To be done => All of the material below is to be returned exactly.

Material for this exercise =>
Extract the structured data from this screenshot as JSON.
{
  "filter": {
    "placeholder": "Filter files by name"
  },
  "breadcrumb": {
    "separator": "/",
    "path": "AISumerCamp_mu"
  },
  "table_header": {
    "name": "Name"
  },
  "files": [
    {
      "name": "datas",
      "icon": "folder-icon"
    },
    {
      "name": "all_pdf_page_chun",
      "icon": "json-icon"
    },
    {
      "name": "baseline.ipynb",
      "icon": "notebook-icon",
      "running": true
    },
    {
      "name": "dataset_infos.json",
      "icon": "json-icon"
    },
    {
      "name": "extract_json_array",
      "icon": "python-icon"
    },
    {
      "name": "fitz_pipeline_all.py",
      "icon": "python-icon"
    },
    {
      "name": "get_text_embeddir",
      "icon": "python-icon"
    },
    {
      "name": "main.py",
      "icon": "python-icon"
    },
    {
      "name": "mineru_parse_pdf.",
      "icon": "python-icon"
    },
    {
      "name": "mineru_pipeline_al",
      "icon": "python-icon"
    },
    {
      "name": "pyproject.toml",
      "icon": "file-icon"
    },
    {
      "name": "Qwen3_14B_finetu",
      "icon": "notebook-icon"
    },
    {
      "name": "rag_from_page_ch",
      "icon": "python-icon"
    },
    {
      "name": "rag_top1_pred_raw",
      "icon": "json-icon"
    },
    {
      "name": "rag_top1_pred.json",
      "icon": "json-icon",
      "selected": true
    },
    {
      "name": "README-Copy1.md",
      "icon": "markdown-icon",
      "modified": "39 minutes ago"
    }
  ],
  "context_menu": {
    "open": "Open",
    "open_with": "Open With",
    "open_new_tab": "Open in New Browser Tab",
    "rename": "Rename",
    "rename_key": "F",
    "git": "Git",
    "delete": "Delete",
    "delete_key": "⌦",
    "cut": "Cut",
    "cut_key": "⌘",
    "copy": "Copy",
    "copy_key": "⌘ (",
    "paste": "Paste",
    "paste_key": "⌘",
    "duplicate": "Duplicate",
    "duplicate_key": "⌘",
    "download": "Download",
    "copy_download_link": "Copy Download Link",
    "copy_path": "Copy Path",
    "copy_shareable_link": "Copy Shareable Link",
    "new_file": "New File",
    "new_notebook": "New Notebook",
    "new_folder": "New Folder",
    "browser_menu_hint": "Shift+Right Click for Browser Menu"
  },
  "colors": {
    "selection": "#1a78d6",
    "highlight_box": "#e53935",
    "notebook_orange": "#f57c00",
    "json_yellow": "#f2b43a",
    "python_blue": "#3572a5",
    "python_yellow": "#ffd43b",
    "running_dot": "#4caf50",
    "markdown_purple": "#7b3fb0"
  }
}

Response for this exercise =>
Extract the structured data from this screenshot as JSON.
{
  "filter": {
    "placeholder": "Filter files by name"
  },
  "breadcrumb": {
    "separator": "/",
    "path": "AISumerCamp_mu"
  },
  "table_header": {
    "name": "Name"
  },
  "files": [
    {
      "name": "datas",
      "icon": "folder-icon"
    },
    {
      "name": "all_pdf_page_chun",
      "icon": "json-icon"
    },
    {
      "name": "baseline.ipynb",
      "icon": "notebook-icon",
      "running": true
    },
    {
      "name": "dataset_infos.json",
      "icon": "json-icon"
    },
    {
      "name": "extract_json_array",
      "icon": "python-icon"
    },
    {
      "name": "fitz_pipeline_all.py",
      "icon": "python-icon"
    },
    {
      "name": "get_text_embeddir",
      "icon": "python-icon"
    },
    {
      "name": "main.py",
      "icon": "python-icon"
    },
    {
      "name": "mineru_parse_pdf.",
      "icon": "python-icon"
    },
    {
      "name": "mineru_pipeline_al",
      "icon": "python-icon"
    },
    {
      "name": "pyproject.toml",
      "icon": "file-icon"
    },
    {
      "name": "Qwen3_14B_finetu",
      "icon": "notebook-icon"
    },
    {
      "name": "rag_from_page_ch",
      "icon": "python-icon"
    },
    {
      "name": "rag_top1_pred_raw",
      "icon": "json-icon"
    },
    {
      "name": "rag_top1_pred.json",
      "icon": "json-icon",
      "selected": true
    },
    {
      "name": "README-Copy1.md",
      "icon": "markdown-icon",
      "modified": "39 minutes ago"
    }
  ],
  "context_menu": {
    "open": "Open",
    "open_with": "Open With",
    "open_new_tab": "Open in New Browser Tab",
    "rename": "Rename",
    "rename_key": "F",
    "git": "Git",
    "delete": "Delete",
    "delete_key": "⌦",
    "cut": "Cut",
    "cut_key": "⌘",
    "copy": "Copy",
    "copy_key": "⌘ (",
    "paste": "Paste",
    "paste_key": "⌘",
    "duplicate": "Duplicate",
    "duplicate_key": "⌘",
    "download": "Download",
    "copy_download_link": "Copy Download Link",
    "copy_path": "Copy Path",
    "copy_shareable_link": "Copy Shareable Link",
    "new_file": "New File",
    "new_notebook": "New Notebook",
    "new_folder": "New Folder",
    "browser_menu_hint": "Shift+Right Click for Browser Menu"
  },
  "colors": {
    "selection": "#1a78d6",
    "highlight_box": "#e53935",
    "notebook_orange": "#f57c00",
    "json_yellow": "#f2b43a",
    "python_blue": "#3572a5",
    "python_yellow": "#ffd43b",
    "running_dot": "#4caf50",
    "markdown_purple": "#7b3fb0"
  }
}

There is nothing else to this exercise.